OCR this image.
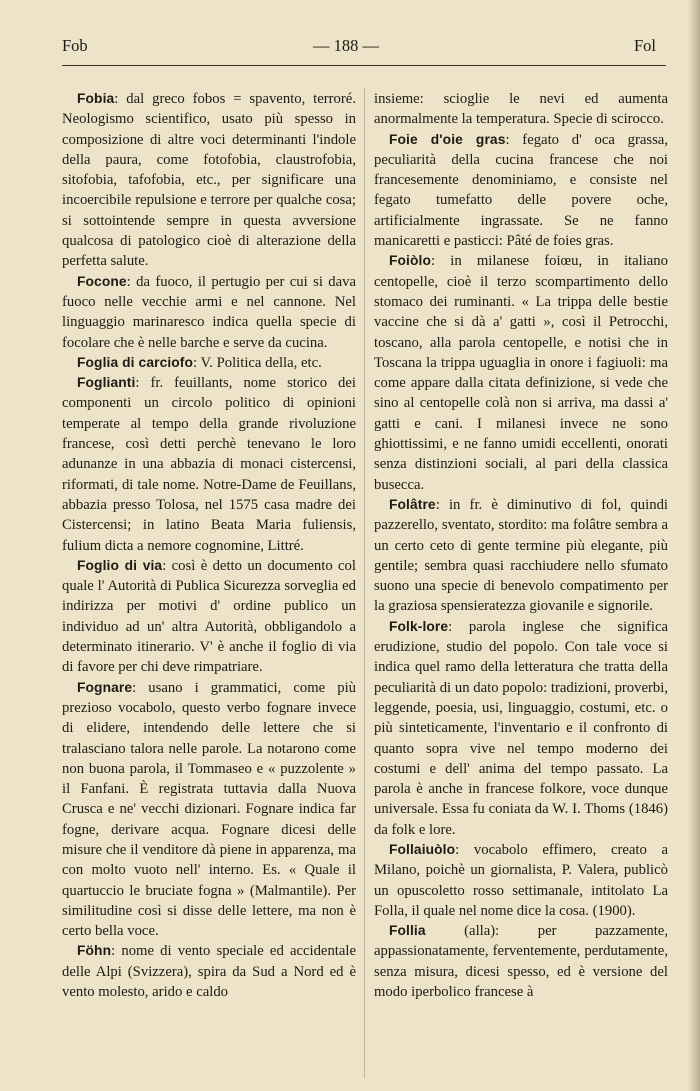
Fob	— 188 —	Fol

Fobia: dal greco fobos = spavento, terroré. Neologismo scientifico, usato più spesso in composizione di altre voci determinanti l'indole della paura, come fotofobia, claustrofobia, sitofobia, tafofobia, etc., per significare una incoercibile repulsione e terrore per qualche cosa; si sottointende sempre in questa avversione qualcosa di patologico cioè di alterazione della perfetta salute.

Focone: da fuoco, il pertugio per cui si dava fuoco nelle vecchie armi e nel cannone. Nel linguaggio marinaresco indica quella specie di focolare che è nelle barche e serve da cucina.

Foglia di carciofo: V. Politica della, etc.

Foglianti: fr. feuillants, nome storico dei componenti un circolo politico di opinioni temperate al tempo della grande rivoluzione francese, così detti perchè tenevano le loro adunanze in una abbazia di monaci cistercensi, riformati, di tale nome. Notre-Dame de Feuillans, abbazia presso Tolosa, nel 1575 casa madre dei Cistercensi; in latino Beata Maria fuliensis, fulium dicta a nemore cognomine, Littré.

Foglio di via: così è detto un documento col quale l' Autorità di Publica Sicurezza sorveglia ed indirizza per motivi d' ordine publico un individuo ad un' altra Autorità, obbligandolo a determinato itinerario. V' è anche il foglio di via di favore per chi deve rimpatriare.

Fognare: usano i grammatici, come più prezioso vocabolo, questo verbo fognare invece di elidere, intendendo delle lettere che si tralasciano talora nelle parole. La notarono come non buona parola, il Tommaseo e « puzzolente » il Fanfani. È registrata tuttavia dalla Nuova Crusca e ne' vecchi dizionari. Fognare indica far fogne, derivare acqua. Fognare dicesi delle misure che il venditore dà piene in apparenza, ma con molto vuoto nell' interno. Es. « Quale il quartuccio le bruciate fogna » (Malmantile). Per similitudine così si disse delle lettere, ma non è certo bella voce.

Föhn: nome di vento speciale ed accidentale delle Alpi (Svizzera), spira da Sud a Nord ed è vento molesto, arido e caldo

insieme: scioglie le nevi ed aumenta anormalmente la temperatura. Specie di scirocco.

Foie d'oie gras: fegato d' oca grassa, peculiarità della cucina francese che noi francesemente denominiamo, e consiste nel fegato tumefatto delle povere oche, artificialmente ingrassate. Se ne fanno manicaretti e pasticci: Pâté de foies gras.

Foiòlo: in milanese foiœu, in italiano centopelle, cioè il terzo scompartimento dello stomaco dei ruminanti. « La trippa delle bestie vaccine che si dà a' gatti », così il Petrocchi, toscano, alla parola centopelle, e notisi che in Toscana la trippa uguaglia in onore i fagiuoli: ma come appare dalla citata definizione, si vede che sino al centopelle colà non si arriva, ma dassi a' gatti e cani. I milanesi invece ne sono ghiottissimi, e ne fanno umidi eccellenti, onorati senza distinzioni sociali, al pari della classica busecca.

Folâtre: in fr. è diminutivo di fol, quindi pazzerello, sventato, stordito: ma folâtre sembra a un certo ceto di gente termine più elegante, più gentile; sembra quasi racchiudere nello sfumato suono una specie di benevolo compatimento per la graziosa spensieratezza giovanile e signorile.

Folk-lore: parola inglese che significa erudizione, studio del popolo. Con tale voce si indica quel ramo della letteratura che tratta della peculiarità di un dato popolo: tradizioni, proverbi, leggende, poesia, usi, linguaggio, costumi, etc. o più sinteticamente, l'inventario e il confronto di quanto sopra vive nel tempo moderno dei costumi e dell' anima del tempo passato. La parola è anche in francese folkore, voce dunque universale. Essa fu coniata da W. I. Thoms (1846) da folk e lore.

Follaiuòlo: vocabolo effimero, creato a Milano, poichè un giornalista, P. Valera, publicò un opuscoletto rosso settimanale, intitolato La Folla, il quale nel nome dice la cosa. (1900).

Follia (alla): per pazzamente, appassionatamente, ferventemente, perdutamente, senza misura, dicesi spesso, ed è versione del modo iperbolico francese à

-=-=-=-=-

» What you should do
Write out again every line above exactly as given; the pictures do not belong in the copy.

» Problem solution
OCR this image.
Fob	— 188 —	Fol

Fobia: dal greco fobos = spavento, terroré. Neologismo scientifico, usato più spesso in composizione di altre voci determinanti l'indole della paura, come fotofobia, claustrofobia, sitofobia, tafofobia, etc., per significare una incoercibile repulsione e terrore per qualche cosa; si sottointende sempre in questa avversione qualcosa di patologico cioè di alterazione della perfetta salute.

Focone: da fuoco, il pertugio per cui si dava fuoco nelle vecchie armi e nel cannone. Nel linguaggio marinaresco indica quella specie di focolare che è nelle barche e serve da cucina.

Foglia di carciofo: V. Politica della, etc.

Foglianti: fr. feuillants, nome storico dei componenti un circolo politico di opinioni temperate al tempo della grande rivoluzione francese, così detti perchè tenevano le loro adunanze in una abbazia di monaci cistercensi, riformati, di tale nome. Notre-Dame de Feuillans, abbazia presso Tolosa, nel 1575 casa madre dei Cistercensi; in latino Beata Maria fuliensis, fulium dicta a nemore cognomine, Littré.

Foglio di via: così è detto un documento col quale l' Autorità di Publica Sicurezza sorveglia ed indirizza per motivi d' ordine publico un individuo ad un' altra Autorità, obbligandolo a determinato itinerario. V' è anche il foglio di via di favore per chi deve rimpatriare.

Fognare: usano i grammatici, come più prezioso vocabolo, questo verbo fognare invece di elidere, intendendo delle lettere che si tralasciano talora nelle parole. La notarono come non buona parola, il Tommaseo e « puzzolente » il Fanfani. È registrata tuttavia dalla Nuova Crusca e ne' vecchi dizionari. Fognare indica far fogne, derivare acqua. Fognare dicesi delle misure che il venditore dà piene in apparenza, ma con molto vuoto nell' interno. Es. « Quale il quartuccio le bruciate fogna » (Malmantile). Per similitudine così si disse delle lettere, ma non è certo bella voce.

Föhn: nome di vento speciale ed accidentale delle Alpi (Svizzera), spira da Sud a Nord ed è vento molesto, arido e caldo

insieme: scioglie le nevi ed aumenta anormalmente la temperatura. Specie di scirocco.

Foie d'oie gras: fegato d' oca grassa, peculiarità della cucina francese che noi francesemente denominiamo, e consiste nel fegato tumefatto delle povere oche, artificialmente ingrassate. Se ne fanno manicaretti e pasticci: Pâté de foies gras.

Foiòlo: in milanese foiœu, in italiano centopelle, cioè il terzo scompartimento dello stomaco dei ruminanti. « La trippa delle bestie vaccine che si dà a' gatti », così il Petrocchi, toscano, alla parola centopelle, e notisi che in Toscana la trippa uguaglia in onore i fagiuoli: ma come appare dalla citata definizione, si vede che sino al centopelle colà non si arriva, ma dassi a' gatti e cani. I milanesi invece ne sono ghiottissimi, e ne fanno umidi eccellenti, onorati senza distinzioni sociali, al pari della classica busecca.

Folâtre: in fr. è diminutivo di fol, quindi pazzerello, sventato, stordito: ma folâtre sembra a un certo ceto di gente termine più elegante, più gentile; sembra quasi racchiudere nello sfumato suono una specie di benevolo compatimento per la graziosa spensieratezza giovanile e signorile.

Folk-lore: parola inglese che significa erudizione, studio del popolo. Con tale voce si indica quel ramo della letteratura che tratta della peculiarità di un dato popolo: tradizioni, proverbi, leggende, poesia, usi, linguaggio, costumi, etc. o più sinteticamente, l'inventario e il confronto di quanto sopra vive nel tempo moderno dei costumi e dell' anima del tempo passato. La parola è anche in francese folkore, voce dunque universale. Essa fu coniata da W. I. Thoms (1846) da folk e lore.

Follaiuòlo: vocabolo effimero, creato a Milano, poichè un giornalista, P. Valera, publicò un opuscoletto rosso settimanale, intitolato La Folla, il quale nel nome dice la cosa. (1900).

Follia (alla): per pazzamente, appassionatamente, ferventemente, perdutamente, senza misura, dicesi spesso, ed è versione del modo iperbolico francese à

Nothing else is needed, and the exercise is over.